TEKS BACAAN:
Sugegaya Mako, perempuan Jepang yang jadi tamu kegiatan lomba, menjelaskan enikki biasanya diajarkan di jenjang sekolah dasar. Guru-guru membiasakan memberi enikki sebagai tugas selama libur panjang seperti libur musim panas. Enikki dikerjakan di buku gambar-tulis yang biasanya diadakan pihak sekolah atau dibeli di toko-toko.
“Dalam setahun di Jepang ada tiga kali libur panjang. Biasanya, PR (pekerjaan rumah) enikki yang diberi guru dikerjakan tiap hari atau bisa dikerjakan sekaligus. Anak-anak menulis apa saja yang dialaminya selama libur, misalnya cerita tentang di rumah nenek atau kakek. Cerita pergi ke pasar atau mencari ikan pun bisa jadi karya enikki. Tema gambar dan tulisannya memang bebas tapi keduanya harus relevan,” kata Mako.

DATA YANG DITAMPILKAN:
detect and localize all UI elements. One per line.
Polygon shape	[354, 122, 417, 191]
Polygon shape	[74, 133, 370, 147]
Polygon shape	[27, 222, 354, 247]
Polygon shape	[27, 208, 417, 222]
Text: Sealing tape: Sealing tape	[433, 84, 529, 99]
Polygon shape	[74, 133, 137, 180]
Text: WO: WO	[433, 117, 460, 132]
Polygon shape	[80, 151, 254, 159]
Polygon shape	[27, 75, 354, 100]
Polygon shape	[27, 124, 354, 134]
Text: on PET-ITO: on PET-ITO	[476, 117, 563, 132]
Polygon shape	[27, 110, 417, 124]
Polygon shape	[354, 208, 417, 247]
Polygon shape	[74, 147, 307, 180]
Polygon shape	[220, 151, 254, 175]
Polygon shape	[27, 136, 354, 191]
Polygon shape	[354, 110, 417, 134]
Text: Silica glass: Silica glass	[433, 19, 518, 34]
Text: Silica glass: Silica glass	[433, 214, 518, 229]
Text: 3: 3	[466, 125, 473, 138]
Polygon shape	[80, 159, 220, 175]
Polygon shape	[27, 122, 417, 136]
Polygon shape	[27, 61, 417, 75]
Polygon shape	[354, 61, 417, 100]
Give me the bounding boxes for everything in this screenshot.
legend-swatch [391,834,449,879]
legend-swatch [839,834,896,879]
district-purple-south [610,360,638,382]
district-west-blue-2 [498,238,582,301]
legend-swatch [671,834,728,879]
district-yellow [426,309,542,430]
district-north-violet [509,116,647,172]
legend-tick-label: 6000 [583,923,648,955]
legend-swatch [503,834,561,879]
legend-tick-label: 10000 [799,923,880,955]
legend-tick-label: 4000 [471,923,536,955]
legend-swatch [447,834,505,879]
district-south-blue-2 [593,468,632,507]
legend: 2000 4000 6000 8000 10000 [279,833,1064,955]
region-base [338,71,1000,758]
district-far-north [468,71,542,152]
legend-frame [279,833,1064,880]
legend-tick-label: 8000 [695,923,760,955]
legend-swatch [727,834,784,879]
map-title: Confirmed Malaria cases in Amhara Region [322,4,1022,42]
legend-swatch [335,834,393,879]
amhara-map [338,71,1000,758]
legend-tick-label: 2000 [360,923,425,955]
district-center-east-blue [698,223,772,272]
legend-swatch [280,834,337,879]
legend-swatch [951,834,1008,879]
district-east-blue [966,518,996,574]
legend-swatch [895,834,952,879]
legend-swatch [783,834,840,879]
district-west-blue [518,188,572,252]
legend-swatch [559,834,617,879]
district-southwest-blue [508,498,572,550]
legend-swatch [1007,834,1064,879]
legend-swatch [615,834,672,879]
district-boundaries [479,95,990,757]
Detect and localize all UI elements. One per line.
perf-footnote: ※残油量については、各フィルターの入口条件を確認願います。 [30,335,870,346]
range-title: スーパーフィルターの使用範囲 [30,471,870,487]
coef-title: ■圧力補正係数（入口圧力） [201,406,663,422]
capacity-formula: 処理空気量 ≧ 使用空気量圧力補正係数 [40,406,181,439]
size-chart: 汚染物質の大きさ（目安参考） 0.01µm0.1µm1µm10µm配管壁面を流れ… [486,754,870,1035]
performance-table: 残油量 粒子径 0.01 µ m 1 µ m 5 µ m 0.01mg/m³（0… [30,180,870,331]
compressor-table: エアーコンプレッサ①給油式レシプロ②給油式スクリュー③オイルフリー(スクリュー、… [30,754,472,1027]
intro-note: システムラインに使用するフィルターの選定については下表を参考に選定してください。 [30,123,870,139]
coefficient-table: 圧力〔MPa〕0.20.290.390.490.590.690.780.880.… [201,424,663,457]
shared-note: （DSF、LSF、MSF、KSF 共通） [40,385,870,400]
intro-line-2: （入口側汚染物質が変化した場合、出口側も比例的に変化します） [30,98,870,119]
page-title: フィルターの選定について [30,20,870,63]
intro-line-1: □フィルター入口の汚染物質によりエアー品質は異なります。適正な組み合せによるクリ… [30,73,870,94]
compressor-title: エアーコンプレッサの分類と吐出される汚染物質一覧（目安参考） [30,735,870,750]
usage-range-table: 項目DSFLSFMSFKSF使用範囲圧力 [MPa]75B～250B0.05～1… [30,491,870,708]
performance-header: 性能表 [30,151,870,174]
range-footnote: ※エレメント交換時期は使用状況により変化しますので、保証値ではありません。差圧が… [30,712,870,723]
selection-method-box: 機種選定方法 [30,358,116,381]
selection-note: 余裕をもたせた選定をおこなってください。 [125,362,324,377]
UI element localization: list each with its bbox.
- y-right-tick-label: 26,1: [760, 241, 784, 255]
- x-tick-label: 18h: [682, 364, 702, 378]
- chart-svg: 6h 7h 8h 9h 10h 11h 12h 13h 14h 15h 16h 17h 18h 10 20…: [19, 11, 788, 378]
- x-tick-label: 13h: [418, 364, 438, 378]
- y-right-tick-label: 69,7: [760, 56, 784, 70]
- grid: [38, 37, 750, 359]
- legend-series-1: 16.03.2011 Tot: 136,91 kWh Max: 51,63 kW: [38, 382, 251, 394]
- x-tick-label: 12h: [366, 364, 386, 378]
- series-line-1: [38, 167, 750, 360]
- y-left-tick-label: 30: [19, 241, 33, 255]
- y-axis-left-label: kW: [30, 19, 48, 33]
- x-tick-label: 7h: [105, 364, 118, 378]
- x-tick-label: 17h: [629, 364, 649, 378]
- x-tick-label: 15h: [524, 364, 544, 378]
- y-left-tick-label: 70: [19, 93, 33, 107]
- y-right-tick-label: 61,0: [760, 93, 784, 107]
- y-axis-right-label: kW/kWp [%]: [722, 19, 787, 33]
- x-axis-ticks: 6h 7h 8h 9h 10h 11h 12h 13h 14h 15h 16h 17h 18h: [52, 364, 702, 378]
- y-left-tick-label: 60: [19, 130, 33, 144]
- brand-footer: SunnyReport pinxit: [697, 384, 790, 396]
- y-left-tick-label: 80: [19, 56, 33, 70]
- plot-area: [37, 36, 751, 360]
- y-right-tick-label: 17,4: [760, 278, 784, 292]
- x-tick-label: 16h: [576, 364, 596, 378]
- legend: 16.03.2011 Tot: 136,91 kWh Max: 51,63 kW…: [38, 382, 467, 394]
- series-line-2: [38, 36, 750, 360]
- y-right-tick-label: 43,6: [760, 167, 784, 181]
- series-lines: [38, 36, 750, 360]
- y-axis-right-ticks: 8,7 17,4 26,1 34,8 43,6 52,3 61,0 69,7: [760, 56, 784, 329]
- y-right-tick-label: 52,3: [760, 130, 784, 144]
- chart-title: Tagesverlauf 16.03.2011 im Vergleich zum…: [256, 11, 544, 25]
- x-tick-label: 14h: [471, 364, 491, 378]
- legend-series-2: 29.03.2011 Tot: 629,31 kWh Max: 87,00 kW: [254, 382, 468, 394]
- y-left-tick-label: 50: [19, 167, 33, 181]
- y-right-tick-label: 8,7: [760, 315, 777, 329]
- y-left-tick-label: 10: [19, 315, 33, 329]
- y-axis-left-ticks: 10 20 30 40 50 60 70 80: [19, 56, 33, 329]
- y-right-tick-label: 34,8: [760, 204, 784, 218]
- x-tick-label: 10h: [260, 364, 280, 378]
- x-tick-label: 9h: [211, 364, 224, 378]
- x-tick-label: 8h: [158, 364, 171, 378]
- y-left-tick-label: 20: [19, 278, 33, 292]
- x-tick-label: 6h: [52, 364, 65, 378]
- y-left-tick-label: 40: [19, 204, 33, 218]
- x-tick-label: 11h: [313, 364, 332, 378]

TUGAS LATIHAN 1: Sebutkan semua contoh cerita liburan yang menurut teks tentang enikki bisa ditulis anak-anak.
TUGAS LATIHAN 2:
Jawablah pertanyaan berikut berdasarkan teks tentang enikki.
(a) Pada jenjang sekolah apa enikki biasanya diajarkan?
(b) Berapa kali libur panjang dalam setahun di Jepang?
(c) Apa syarat bagi gambar dan tulisan dalam enikki?

JAWABAN LENGKAP 1:
- Cerita tentang di rumah nenek atau kakek
- Cerita pergi ke pasar
- Cerita mencari ikan

JAWABAN LENGKAP 2:
(a) Enikki biasanya diajarkan di jenjang sekolah dasar.
(b) Dalam setahun di Jepang ada tiga kali libur panjang.
(c) Temanya bebas, tetapi gambar dan tulisannya harus relevan.